What needs to be done: Type out the data exactly as given. Skip any image.

Data shown:
▼

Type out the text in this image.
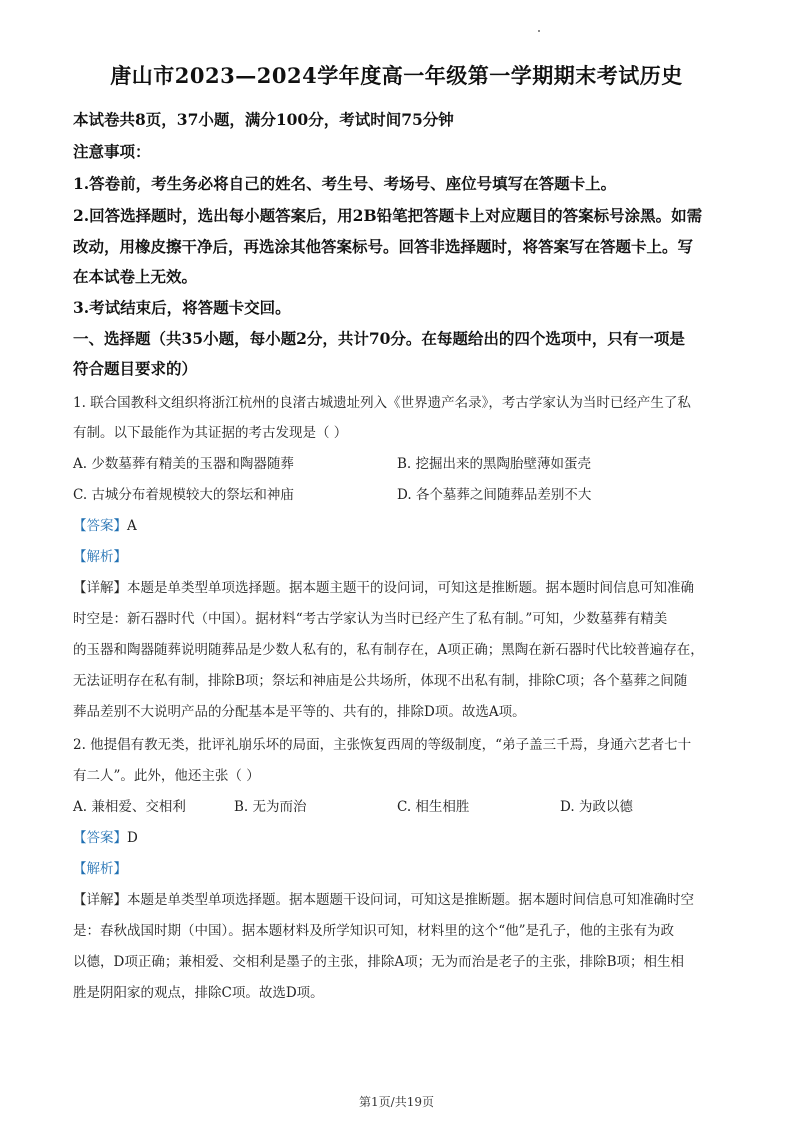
唐山市2023—2024学年度高一年级第一学期期末考试历史
本试卷共8页，37小题，满分100分，考试时间75分钟
注意事项：
1.答卷前，考生务必将自己的姓名、考生号、考场号、座位号填写在答题卡上。
2.回答选择题时，选出每小题答案后，用2B铅笔把答题卡上对应题目的答案标号涂黑。如需
改动，用橡皮擦干净后，再选涂其他答案标号。回答非选择题时，将答案写在答题卡上。写
在本试卷上无效。
3.考试结束后，将答题卡交回。
一、选择题（共35小题，每小题2分，共计70分。在每题给出的四个选项中，只有一项是
符合题目要求的）
1. 联合国教科文组织将浙江杭州的良渚古城遗址列入《世界遗产名录》，考古学家认为当时已经产生了私
有制。以下最能作为其证据的考古发现是（ ）
A. 少数墓葬有精美的玉器和陶器随葬	B. 挖掘出来的黑陶胎壁薄如蛋壳
C. 古城分布着规模较大的祭坛和神庙	D. 各个墓葬之间随葬品差别不大
【答案】A
【解析】
【详解】本题是单类型单项选择题。据本题主题干的设问词，可知这是推断题。据本题时间信息可知准确
时空是：新石器时代（中国）。据材料“考古学家认为当时已经产生了私有制。”可知，少数墓葬有精美
的玉器和陶器随葬说明随葬品是少数人私有的，私有制存在，A项正确；黑陶在新石器时代比较普遍存在，
无法证明存在私有制，排除B项；祭坛和神庙是公共场所，体现不出私有制，排除C项；各个墓葬之间随
葬品差别不大说明产品的分配基本是平等的、共有的，排除D项。故选A项。
2. 他提倡有教无类，批评礼崩乐坏的局面，主张恢复西周的等级制度，“弟子盖三千焉，身通六艺者七十
有二人”。此外，他还主张（ ）
A. 兼相爱、交相利	B. 无为而治	C. 相生相胜	D. 为政以德
【答案】D
【解析】
【详解】本题是单类型单项选择题。据本题题干设问词，可知这是推断题。据本题时间信息可知准确时空
是：春秋战国时期（中国）。据本题材料及所学知识可知，材料里的这个“他”是孔子，他的主张有为政
以德，D项正确；兼相爱、交相利是墨子的主张，排除A项；无为而治是老子的主张，排除B项；相生相
胜是阴阳家的观点，排除C项。故选D项。
第1页/共19页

▲

Exercise output:
Type out the text in this image.
唐山市2023—2024学年度高一年级第一学期期末考试历史
本试卷共8页，37小题，满分100分，考试时间75分钟
注意事项：
1.答卷前，考生务必将自己的姓名、考生号、考场号、座位号填写在答题卡上。
2.回答选择题时，选出每小题答案后，用2B铅笔把答题卡上对应题目的答案标号涂黑。如需
改动，用橡皮擦干净后，再选涂其他答案标号。回答非选择题时，将答案写在答题卡上。写
在本试卷上无效。
3.考试结束后，将答题卡交回。
一、选择题（共35小题，每小题2分，共计70分。在每题给出的四个选项中，只有一项是
符合题目要求的）
1. 联合国教科文组织将浙江杭州的良渚古城遗址列入《世界遗产名录》，考古学家认为当时已经产生了私
有制。以下最能作为其证据的考古发现是（ ）
A. 少数墓葬有精美的玉器和陶器随葬	B. 挖掘出来的黑陶胎壁薄如蛋壳
C. 古城分布着规模较大的祭坛和神庙	D. 各个墓葬之间随葬品差别不大
【答案】A
【解析】
【详解】本题是单类型单项选择题。据本题主题干的设问词，可知这是推断题。据本题时间信息可知准确
时空是：新石器时代（中国）。据材料“考古学家认为当时已经产生了私有制。”可知，少数墓葬有精美
的玉器和陶器随葬说明随葬品是少数人私有的，私有制存在，A项正确；黑陶在新石器时代比较普遍存在，
无法证明存在私有制，排除B项；祭坛和神庙是公共场所，体现不出私有制，排除C项；各个墓葬之间随
葬品差别不大说明产品的分配基本是平等的、共有的，排除D项。故选A项。
2. 他提倡有教无类，批评礼崩乐坏的局面，主张恢复西周的等级制度，“弟子盖三千焉，身通六艺者七十
有二人”。此外，他还主张（ ）
A. 兼相爱、交相利	B. 无为而治	C. 相生相胜	D. 为政以德
【答案】D
【解析】
【详解】本题是单类型单项选择题。据本题题干设问词，可知这是推断题。据本题时间信息可知准确时空
是：春秋战国时期（中国）。据本题材料及所学知识可知，材料里的这个“他”是孔子，他的主张有为政
以德，D项正确；兼相爱、交相利是墨子的主张，排除A项；无为而治是老子的主张，排除B项；相生相
胜是阴阳家的观点，排除C项。故选D项。
第1页/共19页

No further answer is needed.